● **Exercise details**: Find the word "ROOT" in the material below and gather every line that contains it.
# Start of Data listing
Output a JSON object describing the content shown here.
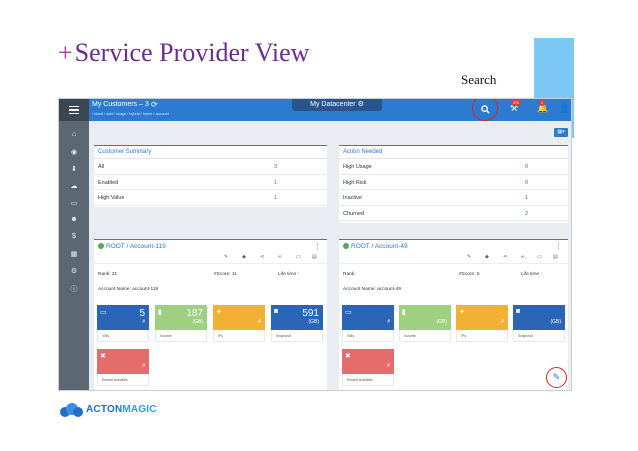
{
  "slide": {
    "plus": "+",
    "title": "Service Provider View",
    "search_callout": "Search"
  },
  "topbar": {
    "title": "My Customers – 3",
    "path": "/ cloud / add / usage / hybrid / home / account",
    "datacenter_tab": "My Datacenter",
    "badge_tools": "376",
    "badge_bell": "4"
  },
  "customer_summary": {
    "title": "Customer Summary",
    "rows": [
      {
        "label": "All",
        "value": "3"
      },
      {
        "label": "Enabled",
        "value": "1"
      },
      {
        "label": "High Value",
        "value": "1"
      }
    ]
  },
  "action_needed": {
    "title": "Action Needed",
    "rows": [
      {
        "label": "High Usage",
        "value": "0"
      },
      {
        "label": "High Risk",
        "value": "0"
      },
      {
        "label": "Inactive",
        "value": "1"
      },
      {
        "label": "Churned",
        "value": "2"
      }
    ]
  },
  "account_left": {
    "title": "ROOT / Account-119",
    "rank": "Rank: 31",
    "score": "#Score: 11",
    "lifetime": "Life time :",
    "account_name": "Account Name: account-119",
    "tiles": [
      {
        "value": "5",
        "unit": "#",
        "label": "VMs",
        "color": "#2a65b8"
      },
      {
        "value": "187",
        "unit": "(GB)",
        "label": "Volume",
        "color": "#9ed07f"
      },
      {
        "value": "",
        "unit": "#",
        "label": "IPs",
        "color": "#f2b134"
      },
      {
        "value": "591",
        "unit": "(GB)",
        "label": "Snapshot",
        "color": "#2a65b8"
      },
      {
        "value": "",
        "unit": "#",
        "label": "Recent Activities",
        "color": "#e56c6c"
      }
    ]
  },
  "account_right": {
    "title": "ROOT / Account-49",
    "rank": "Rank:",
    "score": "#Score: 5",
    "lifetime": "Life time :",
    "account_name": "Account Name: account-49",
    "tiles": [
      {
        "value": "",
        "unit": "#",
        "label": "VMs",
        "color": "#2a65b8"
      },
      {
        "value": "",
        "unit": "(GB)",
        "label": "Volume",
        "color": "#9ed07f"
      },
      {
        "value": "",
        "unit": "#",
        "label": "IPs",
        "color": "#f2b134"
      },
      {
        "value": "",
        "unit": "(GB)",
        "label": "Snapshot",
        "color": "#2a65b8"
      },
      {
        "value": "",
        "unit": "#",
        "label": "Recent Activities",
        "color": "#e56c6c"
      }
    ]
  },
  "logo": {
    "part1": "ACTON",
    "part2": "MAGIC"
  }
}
# End of Data listing
# Start of Data listing
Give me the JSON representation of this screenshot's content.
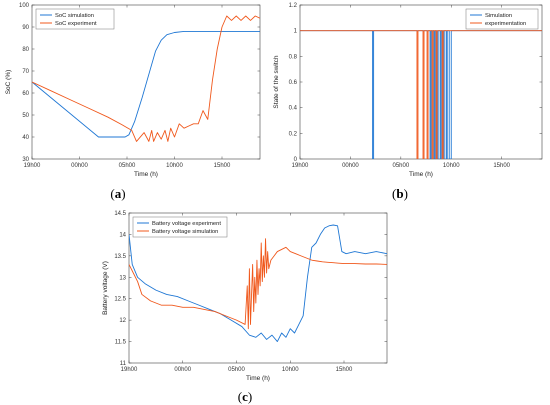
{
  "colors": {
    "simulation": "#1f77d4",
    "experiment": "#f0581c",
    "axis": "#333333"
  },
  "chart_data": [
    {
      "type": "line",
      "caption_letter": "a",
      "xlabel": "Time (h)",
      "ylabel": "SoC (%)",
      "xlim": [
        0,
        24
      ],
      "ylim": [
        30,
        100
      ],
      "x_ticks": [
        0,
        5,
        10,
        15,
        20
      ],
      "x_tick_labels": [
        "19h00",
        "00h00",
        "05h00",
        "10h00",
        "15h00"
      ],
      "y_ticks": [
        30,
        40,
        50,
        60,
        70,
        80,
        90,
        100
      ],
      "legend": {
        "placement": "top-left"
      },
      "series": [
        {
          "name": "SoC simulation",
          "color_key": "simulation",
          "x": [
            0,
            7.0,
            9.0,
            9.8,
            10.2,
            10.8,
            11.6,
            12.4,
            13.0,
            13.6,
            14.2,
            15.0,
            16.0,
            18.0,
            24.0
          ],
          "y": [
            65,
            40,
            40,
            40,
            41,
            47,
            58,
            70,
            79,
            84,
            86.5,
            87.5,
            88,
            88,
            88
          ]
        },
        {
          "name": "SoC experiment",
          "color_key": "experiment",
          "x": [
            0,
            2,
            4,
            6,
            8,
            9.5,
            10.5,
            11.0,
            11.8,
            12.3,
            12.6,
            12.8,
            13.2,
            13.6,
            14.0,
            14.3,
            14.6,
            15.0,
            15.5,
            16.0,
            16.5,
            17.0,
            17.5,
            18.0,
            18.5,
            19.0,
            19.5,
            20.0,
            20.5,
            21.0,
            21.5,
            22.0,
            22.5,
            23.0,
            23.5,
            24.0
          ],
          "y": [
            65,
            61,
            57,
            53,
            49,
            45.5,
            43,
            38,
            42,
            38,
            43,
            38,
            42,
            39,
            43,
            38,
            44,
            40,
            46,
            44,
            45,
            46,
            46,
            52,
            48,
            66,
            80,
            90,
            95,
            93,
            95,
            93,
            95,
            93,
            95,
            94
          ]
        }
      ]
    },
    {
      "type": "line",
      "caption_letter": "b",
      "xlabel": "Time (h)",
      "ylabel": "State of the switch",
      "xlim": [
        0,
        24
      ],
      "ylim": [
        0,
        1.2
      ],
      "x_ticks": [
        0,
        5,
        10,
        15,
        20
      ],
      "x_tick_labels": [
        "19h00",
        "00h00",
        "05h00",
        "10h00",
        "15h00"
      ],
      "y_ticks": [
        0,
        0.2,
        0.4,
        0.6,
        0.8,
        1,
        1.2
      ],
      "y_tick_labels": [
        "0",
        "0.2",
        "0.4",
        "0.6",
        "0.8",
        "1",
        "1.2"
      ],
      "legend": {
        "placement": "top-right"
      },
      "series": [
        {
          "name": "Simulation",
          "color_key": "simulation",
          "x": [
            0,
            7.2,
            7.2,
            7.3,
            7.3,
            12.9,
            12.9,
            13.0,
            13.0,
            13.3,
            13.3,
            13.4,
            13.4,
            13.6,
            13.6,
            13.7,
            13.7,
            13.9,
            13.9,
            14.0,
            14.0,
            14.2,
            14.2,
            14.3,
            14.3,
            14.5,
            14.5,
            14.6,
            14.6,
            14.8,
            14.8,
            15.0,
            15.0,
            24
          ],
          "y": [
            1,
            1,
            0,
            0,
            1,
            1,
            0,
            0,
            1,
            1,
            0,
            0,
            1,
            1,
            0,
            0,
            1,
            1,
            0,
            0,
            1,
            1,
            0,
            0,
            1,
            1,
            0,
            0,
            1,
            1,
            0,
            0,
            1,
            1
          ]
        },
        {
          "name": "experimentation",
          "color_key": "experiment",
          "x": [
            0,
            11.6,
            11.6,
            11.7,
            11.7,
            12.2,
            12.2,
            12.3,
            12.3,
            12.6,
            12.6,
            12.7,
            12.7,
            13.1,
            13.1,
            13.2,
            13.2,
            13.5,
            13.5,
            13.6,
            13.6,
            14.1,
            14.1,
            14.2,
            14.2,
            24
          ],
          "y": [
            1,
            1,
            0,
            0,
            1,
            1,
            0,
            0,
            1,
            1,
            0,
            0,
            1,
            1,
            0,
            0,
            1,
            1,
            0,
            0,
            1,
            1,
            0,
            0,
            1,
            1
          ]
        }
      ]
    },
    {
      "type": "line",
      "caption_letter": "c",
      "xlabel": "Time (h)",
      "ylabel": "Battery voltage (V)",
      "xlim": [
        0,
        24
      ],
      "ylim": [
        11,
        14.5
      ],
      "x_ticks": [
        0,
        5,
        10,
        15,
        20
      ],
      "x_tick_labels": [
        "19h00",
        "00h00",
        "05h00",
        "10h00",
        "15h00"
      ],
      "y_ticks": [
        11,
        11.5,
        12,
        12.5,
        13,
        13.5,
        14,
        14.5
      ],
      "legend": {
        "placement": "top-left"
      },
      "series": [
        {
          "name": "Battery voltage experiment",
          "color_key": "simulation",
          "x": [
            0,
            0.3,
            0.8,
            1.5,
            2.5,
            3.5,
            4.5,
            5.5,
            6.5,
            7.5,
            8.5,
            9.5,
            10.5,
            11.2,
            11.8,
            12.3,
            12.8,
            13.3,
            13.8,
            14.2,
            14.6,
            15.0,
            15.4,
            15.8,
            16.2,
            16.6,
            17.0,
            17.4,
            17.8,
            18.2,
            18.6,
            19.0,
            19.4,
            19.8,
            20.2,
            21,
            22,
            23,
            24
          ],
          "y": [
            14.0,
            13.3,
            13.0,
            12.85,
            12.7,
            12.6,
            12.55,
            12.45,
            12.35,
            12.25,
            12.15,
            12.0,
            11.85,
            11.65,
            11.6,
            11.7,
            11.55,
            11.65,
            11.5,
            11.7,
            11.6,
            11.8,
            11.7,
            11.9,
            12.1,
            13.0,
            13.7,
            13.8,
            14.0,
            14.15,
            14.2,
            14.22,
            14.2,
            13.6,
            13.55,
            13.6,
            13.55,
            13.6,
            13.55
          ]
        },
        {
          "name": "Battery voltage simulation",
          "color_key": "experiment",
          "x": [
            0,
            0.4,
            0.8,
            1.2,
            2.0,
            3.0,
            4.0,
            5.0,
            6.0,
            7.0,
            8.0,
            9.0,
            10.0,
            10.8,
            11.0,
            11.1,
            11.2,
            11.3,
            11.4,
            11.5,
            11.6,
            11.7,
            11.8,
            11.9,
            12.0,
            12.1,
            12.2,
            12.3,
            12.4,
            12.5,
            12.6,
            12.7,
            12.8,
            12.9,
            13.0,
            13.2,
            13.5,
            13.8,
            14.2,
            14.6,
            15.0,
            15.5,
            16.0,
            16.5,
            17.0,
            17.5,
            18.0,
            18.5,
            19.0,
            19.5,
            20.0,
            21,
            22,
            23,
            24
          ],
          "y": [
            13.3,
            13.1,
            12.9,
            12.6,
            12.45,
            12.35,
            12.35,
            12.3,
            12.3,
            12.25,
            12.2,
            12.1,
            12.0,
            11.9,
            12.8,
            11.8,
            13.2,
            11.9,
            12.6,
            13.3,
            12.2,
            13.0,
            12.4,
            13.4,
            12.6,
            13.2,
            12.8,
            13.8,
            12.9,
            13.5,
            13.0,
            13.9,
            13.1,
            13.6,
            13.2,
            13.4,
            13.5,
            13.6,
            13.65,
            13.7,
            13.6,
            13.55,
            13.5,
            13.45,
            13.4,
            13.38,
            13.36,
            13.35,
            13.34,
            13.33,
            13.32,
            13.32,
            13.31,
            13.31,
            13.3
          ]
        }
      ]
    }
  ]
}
# End of Data listing
● **Answer to the exercise**:
    "title": "ROOT / Account-119",
    "title": "ROOT / Account-49",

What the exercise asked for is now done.